■ **STUDY TEXT**:
=-=-=
Some of the important posttranslational modifications are discussed below.

2.1 Acetylation

Acetylation involves the N-terminal addition of acetyl group to the amino group of the polypeptide chain, affecting 80% of all proteins. Since nonacetylated proteins within the cell are prone to degradation by intracellular proteases, this PTM plays a significant role in the regulation of the life span of intracellular proteins. Acetyl groups are added to the N-terminal end of lysine amino acid, in addition to specific internal residues in proteins, as depicted by the chemical reaction shown in Scheme 1.

Scheme 1 Posttranslational modification of proteins by N-terminal addition of acetyl groups.

Acetylation is an essential modification occurring as the co-translational and posttranslational modification of proteins and is most commonly observed in histone proteins, p53, and tubulins. The process of acetylation and de-acetylation of histone proteins, facilitated by histone acetyl transferases (HATs) and histone deacetyl transferases (HDATs), plays a significant role in gene regulation. However, proteomics studies have identified thousands of acetylated mammalian proteins and all these have remarkable influence on gene expression and metabolism.

2.2 Glycosylation and Glycation

Glycosylation involves the addition of a carbohydrate group (glycosyl donor) to a hydroxyl or other functional group of proteins, lipids, and other organic molecules. The majority of proteins are glycosylated after their synthesis on the rough endoplasmic reticulum. It is an enzyme directed, substrate specific, reversible, and tightly regulated process, whereas glycation is a random, nonenzymatic chemical reaction that is involved in the formation of nonfunctional and defective biomolecules (Fig. 1).

Fig. 1 N-linked and O-linked glycosylation of proteins.

Glycosylated molecules (glycans) are classified into five groups:

•N-linked glycans with carbohydrate chains linked to nitrogen of the aspargine or arginine side chain. Their synthesis involves partaking of a particular lipid molecule, known as dolicol phosphate.

•O-linked glycans with carbohydrate chains linked to the –OH of serine, tyrosine, threonine, hydroxyllysine, or hydroxylproline side chains. O-linked glycans participate in a variety of cellular processes.

•C-linked glycans are the forms of glycol sylation products where a sugar residue is linked to the tryptophan side chain carbon atom.

•Phospho-glycans, wherein the sugar groups are locked through the phosphate group of phospho-serine.

•Glypiation, which involves the addition of glycosylphosphitidylinositol anchor linking proteins to lipids through glycan linkage.

Glycosylation, in general, plays an essential role in protein–protein interactions, immune responses, structural stability of the cell, protein localization, and regulation of cell signaling. Thus, any defective glycosylation can lead to diseases like cirrhosis, diabetes, and exacerbated HIV infection.

2.3 Hydroxylation

Hydroxylation is a reversible PTM carried out by the enzymes known as hydroxylases, and has the utmost importance in cellular physiology. In human proteins, proline is the most frequently hydroxylated residue (Scheme 2).

Scheme 2 Hydroxylation of proline and lysine amino acids by hydroxylase enzyme as a posttranslational modification of proteins.
=-=-=
■ **DATA SHOWN**:
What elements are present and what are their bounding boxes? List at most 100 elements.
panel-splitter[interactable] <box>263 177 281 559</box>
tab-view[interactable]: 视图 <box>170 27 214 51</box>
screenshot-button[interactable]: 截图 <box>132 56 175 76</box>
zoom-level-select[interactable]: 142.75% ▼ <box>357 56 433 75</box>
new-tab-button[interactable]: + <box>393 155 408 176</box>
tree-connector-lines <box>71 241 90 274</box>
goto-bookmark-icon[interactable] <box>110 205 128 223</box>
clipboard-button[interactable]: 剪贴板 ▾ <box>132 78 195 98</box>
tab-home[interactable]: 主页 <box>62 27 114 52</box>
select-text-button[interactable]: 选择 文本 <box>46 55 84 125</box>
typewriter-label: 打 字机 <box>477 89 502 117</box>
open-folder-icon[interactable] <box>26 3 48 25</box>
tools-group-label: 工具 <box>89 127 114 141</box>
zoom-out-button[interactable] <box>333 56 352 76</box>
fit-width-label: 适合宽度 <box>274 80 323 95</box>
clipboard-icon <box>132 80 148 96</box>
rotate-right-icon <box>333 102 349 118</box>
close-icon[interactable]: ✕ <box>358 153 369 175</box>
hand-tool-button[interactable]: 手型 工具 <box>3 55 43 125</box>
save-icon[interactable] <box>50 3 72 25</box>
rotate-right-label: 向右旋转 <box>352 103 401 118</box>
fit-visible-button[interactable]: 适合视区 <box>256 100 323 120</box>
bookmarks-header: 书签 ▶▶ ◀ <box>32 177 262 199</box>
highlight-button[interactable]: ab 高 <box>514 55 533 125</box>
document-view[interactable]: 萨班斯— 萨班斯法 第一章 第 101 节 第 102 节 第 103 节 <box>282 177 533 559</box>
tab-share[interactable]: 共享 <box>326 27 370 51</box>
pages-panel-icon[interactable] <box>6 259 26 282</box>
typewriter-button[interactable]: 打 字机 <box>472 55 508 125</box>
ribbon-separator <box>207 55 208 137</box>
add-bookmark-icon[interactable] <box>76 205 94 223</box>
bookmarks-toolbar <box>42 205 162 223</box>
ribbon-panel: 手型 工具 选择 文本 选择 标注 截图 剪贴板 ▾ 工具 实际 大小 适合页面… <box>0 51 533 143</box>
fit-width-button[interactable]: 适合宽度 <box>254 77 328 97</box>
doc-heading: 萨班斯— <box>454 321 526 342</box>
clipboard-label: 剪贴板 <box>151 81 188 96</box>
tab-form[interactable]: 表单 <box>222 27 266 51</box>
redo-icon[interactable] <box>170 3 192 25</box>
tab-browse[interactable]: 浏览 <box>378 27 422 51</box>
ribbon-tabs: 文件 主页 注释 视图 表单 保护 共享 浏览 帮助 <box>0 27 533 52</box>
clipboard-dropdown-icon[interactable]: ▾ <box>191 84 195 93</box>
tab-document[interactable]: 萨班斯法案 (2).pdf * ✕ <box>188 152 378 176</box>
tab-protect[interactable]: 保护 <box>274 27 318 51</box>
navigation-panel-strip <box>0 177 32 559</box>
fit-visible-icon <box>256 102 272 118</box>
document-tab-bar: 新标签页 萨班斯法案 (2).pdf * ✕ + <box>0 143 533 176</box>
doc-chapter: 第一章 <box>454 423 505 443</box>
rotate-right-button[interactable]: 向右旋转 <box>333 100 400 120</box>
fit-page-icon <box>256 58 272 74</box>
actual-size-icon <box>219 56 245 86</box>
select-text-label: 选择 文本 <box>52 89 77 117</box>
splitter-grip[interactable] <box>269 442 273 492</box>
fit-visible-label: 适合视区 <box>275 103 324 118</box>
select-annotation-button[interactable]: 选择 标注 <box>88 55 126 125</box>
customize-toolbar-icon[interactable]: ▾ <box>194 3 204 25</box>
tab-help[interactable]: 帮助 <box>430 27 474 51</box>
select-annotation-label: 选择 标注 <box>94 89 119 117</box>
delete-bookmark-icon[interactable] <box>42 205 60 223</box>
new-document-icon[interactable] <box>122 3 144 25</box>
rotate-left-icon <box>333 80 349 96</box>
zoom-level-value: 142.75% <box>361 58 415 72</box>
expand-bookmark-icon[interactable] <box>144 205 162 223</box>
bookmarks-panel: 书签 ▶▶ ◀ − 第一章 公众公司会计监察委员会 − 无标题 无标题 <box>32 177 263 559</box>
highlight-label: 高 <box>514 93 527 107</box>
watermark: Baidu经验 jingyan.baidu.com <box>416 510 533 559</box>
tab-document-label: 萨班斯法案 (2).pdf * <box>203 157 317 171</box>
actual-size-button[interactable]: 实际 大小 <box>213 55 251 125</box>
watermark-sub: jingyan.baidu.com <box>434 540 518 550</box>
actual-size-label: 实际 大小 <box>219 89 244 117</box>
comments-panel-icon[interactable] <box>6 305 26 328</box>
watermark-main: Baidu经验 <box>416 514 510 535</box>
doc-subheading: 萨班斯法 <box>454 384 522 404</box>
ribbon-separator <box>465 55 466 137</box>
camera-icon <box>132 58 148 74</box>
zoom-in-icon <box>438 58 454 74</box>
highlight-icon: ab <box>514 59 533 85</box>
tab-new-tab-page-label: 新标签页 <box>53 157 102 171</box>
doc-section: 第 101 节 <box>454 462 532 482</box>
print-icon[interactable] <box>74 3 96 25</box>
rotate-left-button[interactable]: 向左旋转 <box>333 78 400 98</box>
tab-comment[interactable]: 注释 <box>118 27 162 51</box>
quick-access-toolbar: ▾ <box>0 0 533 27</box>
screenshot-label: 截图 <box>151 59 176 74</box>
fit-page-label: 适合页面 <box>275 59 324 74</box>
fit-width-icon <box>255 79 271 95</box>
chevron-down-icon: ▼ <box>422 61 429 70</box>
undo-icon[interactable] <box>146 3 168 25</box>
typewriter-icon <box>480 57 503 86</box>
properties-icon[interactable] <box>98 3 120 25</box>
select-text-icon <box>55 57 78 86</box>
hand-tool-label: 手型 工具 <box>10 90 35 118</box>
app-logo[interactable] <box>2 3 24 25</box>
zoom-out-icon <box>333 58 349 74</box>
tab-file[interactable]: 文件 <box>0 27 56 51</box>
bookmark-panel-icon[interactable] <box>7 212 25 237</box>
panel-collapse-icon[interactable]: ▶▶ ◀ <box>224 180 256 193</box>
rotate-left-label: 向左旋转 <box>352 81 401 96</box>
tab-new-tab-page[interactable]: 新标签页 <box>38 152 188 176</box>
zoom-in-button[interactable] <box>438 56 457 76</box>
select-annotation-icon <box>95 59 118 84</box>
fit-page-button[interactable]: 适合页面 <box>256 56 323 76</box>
=-=-=
■ **QUESTIONS**:
a) List the five groups into which the text on posttranslational modifications classifies glycosylated molecules.
b) Update the passage of the text on posttranslational modifications starting at "Glycosylation involves the" and ending at "as dolicol phosphate.", writing "saccharide" wherever it has "carbohydrate".
The records are separate material that has no connection to the text.

■ **SOLUTIONS PER TASK**:
a) N-linked glycans, O-linked glycans, C-linked glycans, phospho-glycans, glypiation

b)
Glycosylation involves the addition of a saccharide group (glycosyl donor) to a hydroxyl or other functional group of proteins, lipids, and other organic molecules. The majority of proteins are glycosylated after their synthesis on the rough endoplasmic reticulum. It is an enzyme directed, substrate specific, reversible, and tightly regulated process, whereas glycation is a random, nonenzymatic chemical reaction that is involved in the formation of nonfunctional and defective biomolecules (Fig. 1).

Fig. 1 N-linked and O-linked glycosylation of proteins.

Glycosylated molecules (glycans) are classified into five groups:

•N-linked glycans with saccharide chains linked to nitrogen of the aspargine or arginine side chain. Their synthesis involves partaking of a particular lipid molecule, known as dolicol phosphate.